| Written task |
From the entries that follow, gather each line holding the word "idcspy".

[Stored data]

◆ ◆ ◆ ◆ ◆

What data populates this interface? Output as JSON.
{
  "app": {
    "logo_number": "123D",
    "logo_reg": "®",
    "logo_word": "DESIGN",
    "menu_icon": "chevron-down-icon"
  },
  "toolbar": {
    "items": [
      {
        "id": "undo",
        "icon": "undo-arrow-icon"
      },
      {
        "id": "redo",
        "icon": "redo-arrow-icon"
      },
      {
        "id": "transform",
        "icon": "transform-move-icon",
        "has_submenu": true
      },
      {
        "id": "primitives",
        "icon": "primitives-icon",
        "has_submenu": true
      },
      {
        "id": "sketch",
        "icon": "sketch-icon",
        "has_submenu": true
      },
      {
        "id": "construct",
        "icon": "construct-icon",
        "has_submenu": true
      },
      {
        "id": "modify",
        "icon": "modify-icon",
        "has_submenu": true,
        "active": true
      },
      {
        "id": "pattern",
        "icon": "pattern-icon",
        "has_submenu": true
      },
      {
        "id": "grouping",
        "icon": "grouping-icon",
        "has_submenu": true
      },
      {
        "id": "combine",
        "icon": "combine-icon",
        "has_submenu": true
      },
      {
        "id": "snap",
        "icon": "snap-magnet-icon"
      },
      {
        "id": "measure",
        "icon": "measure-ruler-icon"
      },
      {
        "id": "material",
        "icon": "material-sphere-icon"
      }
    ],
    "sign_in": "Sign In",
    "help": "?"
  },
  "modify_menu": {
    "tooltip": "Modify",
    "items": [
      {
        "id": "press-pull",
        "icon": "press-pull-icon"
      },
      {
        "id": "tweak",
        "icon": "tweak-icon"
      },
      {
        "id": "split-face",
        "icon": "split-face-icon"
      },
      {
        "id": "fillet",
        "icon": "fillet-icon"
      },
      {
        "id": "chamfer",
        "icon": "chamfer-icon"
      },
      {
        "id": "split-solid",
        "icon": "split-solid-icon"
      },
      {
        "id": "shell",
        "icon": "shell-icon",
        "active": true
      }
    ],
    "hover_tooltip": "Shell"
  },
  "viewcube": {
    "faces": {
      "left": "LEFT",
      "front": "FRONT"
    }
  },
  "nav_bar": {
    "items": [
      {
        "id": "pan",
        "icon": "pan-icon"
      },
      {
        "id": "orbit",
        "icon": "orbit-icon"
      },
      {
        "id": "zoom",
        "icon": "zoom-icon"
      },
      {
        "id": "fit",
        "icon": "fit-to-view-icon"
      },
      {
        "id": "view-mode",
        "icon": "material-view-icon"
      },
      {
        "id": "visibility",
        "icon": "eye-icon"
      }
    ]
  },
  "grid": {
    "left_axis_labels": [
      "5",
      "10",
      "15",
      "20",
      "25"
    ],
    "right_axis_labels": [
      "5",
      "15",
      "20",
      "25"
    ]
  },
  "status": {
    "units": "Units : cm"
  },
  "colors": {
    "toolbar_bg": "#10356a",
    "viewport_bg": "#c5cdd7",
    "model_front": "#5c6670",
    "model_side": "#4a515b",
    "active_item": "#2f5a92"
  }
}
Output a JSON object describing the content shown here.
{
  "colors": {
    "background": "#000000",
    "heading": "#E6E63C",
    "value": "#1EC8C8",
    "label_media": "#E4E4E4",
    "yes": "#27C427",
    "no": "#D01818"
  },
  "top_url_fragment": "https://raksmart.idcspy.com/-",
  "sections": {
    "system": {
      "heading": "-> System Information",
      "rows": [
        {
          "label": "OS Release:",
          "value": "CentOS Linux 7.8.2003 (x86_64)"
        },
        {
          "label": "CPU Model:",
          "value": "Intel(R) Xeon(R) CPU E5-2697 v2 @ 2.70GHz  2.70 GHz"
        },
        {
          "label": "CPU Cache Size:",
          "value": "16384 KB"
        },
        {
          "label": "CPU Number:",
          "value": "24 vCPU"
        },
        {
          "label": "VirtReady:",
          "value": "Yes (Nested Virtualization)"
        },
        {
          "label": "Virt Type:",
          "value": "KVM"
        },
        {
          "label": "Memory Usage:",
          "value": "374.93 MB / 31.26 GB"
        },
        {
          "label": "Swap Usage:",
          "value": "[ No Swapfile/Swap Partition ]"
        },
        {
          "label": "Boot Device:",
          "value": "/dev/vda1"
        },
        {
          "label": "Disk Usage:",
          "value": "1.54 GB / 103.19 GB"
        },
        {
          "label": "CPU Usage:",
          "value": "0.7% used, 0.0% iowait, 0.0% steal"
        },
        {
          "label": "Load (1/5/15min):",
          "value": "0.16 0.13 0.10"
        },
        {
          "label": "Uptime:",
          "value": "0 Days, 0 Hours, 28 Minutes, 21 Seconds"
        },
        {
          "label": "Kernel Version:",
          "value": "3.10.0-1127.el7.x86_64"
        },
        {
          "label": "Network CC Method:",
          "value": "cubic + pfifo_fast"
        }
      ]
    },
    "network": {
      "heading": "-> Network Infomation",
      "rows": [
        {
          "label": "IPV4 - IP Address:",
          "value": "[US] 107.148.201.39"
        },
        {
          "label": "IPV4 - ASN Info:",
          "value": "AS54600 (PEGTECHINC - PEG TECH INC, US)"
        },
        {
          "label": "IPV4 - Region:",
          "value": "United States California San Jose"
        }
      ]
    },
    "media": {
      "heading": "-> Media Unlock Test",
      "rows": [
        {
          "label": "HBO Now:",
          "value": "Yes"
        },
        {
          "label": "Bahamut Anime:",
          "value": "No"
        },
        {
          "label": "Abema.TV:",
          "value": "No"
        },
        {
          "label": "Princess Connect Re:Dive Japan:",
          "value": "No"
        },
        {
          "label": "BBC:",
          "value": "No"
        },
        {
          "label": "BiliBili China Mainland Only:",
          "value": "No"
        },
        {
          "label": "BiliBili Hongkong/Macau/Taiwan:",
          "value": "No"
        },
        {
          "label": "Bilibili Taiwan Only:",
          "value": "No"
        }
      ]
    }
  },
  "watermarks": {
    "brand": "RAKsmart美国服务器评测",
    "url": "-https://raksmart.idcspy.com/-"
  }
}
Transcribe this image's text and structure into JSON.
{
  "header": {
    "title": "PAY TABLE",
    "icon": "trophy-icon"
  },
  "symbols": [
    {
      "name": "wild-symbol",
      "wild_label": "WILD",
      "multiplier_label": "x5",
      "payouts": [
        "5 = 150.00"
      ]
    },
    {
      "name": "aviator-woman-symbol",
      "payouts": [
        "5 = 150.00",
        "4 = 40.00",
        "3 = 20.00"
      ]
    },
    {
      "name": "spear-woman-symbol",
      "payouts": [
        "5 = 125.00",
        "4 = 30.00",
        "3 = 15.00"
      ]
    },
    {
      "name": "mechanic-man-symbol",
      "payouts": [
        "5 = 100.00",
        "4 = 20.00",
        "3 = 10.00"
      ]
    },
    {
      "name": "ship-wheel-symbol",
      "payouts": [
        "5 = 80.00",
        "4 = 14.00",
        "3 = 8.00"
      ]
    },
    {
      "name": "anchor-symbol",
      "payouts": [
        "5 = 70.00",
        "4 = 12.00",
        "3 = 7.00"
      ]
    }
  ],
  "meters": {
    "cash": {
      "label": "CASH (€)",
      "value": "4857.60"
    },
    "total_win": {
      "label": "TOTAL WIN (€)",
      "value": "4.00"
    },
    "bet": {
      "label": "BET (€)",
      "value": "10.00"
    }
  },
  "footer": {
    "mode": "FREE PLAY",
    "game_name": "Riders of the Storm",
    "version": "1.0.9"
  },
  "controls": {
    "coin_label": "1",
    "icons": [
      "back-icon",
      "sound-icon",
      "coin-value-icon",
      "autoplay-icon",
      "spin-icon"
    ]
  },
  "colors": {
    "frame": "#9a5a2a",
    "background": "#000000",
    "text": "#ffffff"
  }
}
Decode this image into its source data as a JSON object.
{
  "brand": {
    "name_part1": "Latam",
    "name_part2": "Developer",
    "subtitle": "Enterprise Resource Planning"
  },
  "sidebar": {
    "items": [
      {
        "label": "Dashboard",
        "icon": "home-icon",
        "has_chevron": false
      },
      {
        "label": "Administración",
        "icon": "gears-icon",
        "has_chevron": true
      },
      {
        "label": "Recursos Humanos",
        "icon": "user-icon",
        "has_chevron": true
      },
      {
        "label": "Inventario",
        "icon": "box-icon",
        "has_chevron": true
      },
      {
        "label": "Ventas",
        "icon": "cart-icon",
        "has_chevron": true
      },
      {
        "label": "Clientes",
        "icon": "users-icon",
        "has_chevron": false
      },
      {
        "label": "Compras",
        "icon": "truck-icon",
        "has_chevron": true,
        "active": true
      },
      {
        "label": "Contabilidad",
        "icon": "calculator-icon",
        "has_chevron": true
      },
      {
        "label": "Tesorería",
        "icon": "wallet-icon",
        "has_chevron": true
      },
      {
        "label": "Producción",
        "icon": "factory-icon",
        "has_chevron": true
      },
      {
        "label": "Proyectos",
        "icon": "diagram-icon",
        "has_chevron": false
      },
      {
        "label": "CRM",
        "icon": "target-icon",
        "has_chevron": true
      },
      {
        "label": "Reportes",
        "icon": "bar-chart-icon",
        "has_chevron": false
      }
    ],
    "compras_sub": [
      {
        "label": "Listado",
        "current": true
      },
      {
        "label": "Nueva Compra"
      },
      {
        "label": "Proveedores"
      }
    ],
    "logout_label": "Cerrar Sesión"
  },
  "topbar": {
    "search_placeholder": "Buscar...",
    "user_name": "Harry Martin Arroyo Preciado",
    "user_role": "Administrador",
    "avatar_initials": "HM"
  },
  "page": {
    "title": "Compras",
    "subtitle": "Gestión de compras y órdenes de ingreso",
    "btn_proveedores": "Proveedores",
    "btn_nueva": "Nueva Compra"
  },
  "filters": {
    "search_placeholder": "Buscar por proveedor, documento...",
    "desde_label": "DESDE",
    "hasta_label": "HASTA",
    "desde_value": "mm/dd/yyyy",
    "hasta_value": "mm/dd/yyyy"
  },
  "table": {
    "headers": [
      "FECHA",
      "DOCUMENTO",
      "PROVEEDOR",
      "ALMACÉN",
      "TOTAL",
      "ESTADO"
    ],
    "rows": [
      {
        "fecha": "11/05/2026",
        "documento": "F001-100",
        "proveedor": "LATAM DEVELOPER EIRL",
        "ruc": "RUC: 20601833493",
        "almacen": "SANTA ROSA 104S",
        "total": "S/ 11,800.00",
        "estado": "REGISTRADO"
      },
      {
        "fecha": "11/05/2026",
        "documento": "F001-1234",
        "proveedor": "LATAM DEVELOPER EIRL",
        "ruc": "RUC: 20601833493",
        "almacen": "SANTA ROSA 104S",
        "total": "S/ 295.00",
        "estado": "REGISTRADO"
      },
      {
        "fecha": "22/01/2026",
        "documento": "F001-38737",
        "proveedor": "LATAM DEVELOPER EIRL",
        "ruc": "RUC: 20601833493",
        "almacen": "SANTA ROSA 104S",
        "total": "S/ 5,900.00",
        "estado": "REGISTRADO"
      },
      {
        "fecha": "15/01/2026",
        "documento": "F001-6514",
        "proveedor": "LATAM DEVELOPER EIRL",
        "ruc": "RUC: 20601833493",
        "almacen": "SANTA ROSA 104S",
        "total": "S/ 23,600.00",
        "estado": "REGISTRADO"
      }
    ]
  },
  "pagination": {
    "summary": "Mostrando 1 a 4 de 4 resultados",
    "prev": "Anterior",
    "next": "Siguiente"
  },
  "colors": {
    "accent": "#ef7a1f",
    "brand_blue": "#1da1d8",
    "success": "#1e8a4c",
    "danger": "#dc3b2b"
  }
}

◆ ◆ ◆ ◆ ◆

| Answer to this exercise |
  "top_url_fragment": "https://raksmart.idcspy.com/-",
    "url": "-https://raksmart.idcspy.com/-"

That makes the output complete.